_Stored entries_
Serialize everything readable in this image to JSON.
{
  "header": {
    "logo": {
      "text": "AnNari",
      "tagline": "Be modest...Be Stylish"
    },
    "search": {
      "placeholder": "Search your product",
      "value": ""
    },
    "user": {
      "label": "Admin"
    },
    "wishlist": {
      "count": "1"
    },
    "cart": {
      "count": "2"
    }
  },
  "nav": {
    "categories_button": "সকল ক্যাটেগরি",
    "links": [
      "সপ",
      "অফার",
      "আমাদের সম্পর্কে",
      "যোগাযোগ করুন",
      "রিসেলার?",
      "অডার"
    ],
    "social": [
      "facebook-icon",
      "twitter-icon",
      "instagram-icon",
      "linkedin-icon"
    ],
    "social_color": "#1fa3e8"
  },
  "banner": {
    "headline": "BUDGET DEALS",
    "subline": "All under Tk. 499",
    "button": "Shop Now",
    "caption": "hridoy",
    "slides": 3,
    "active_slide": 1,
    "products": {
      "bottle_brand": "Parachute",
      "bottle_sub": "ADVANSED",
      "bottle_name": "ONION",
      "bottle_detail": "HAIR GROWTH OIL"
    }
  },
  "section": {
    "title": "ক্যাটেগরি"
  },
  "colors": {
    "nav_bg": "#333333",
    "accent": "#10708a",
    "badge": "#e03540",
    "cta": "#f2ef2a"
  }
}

_What is asked_
Working from the material above, state how many lines contain "icon"; give only the number.

_Worked solution_
4